▸ **THE REQUEST**
Retype the listing that follows, exactly as written.

----- THE DATA

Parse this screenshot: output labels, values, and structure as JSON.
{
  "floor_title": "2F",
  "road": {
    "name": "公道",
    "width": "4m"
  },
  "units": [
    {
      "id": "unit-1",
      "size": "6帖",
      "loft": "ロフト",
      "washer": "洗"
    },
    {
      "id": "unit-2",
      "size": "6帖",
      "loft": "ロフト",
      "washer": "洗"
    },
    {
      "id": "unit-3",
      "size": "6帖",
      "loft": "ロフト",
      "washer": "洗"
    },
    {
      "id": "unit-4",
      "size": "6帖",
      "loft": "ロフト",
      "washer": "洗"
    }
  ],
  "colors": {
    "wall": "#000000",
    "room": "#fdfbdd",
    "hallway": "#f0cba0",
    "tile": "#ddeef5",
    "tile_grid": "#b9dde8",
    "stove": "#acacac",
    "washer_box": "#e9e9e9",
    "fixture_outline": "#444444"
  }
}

----------

▸ **SOLUTION BELOW**
Parse this screenshot: output labels, values, and structure as JSON.
{
  "floor_title": "2F",
  "road": {
    "name": "公道",
    "width": "4m"
  },
  "units": [
    {
      "id": "unit-1",
      "size": "6帖",
      "loft": "ロフト",
      "washer": "洗"
    },
    {
      "id": "unit-2",
      "size": "6帖",
      "loft": "ロフト",
      "washer": "洗"
    },
    {
      "id": "unit-3",
      "size": "6帖",
      "loft": "ロフト",
      "washer": "洗"
    },
    {
      "id": "unit-4",
      "size": "6帖",
      "loft": "ロフト",
      "washer": "洗"
    }
  ],
  "colors": {
    "wall": "#000000",
    "room": "#fdfbdd",
    "hallway": "#f0cba0",
    "tile": "#ddeef5",
    "tile_grid": "#b9dde8",
    "stove": "#acacac",
    "washer_box": "#e9e9e9",
    "fixture_outline": "#444444"
  }
}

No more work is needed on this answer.